(begin)

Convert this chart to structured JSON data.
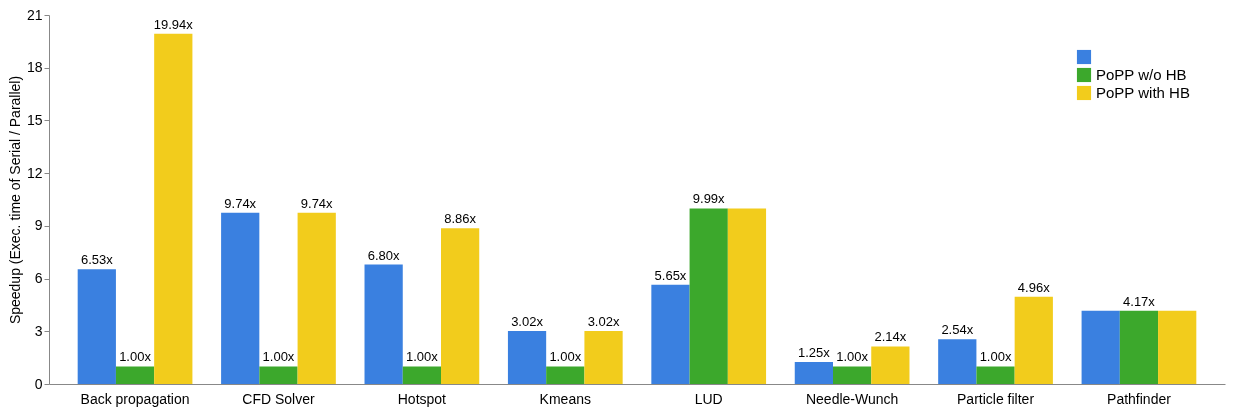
{
  "chart_data": {
    "type": "bar",
    "ylabel": "Speedup (Exec. time of Serial / Parallel)",
    "categories": [
      "Back propagation",
      "CFD Solver",
      "Hotspot",
      "Kmeans",
      "LUD",
      "Needle-Wunch",
      "Particle filter",
      "Pathfinder"
    ],
    "series": [
      {
        "color": "#3a80e0",
        "values": [
          6.53,
          9.74,
          6.8,
          3.02,
          5.65,
          1.25,
          2.54,
          4.17
        ],
        "value_labels": [
          "6.53x",
          "9.74x",
          "6.80x",
          "3.02x",
          "5.65x",
          "1.25x",
          "2.54x",
          null
        ]
      },
      {
        "name": "PoPP w/o HB",
        "color": "#3ca82c",
        "values": [
          1.0,
          1.0,
          1.0,
          1.0,
          9.99,
          1.0,
          1.0,
          4.17
        ],
        "value_labels": [
          "1.00x",
          "1.00x",
          "1.00x",
          "1.00x",
          "9.99x",
          "1.00x",
          "1.00x",
          "4.17x"
        ]
      },
      {
        "name": "PoPP with HB",
        "color": "#f2cc1c",
        "values": [
          19.94,
          9.74,
          8.86,
          3.02,
          9.99,
          2.14,
          4.96,
          4.17
        ],
        "value_labels": [
          "19.94x",
          "9.74x",
          "8.86x",
          "3.02x",
          null,
          "2.14x",
          "4.96x",
          null
        ]
      }
    ],
    "ylim": [
      0,
      21
    ],
    "yticks": [
      0,
      3,
      6,
      9,
      12,
      15,
      18,
      21
    ],
    "grid": false,
    "legend": "top right"
  }
}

(end)

### SET TASK:
Copy out the data above exactly, except the pictures.

### TASK OUTPUT:
Convert this chart to structured JSON data.
{
  "chart_data": {
    "type": "bar",
    "ylabel": "Speedup (Exec. time of Serial / Parallel)",
    "categories": [
      "Back propagation",
      "CFD Solver",
      "Hotspot",
      "Kmeans",
      "LUD",
      "Needle-Wunch",
      "Particle filter",
      "Pathfinder"
    ],
    "series": [
      {
        "color": "#3a80e0",
        "values": [
          6.53,
          9.74,
          6.8,
          3.02,
          5.65,
          1.25,
          2.54,
          4.17
        ],
        "value_labels": [
          "6.53x",
          "9.74x",
          "6.80x",
          "3.02x",
          "5.65x",
          "1.25x",
          "2.54x",
          null
        ]
      },
      {
        "name": "PoPP w/o HB",
        "color": "#3ca82c",
        "values": [
          1.0,
          1.0,
          1.0,
          1.0,
          9.99,
          1.0,
          1.0,
          4.17
        ],
        "value_labels": [
          "1.00x",
          "1.00x",
          "1.00x",
          "1.00x",
          "9.99x",
          "1.00x",
          "1.00x",
          "4.17x"
        ]
      },
      {
        "name": "PoPP with HB",
        "color": "#f2cc1c",
        "values": [
          19.94,
          9.74,
          8.86,
          3.02,
          9.99,
          2.14,
          4.96,
          4.17
        ],
        "value_labels": [
          "19.94x",
          "9.74x",
          "8.86x",
          "3.02x",
          null,
          "2.14x",
          "4.96x",
          null
        ]
      }
    ],
    "ylim": [
      0,
      21
    ],
    "yticks": [
      0,
      3,
      6,
      9,
      12,
      15,
      18,
      21
    ],
    "grid": false,
    "legend": "top right"
  }
}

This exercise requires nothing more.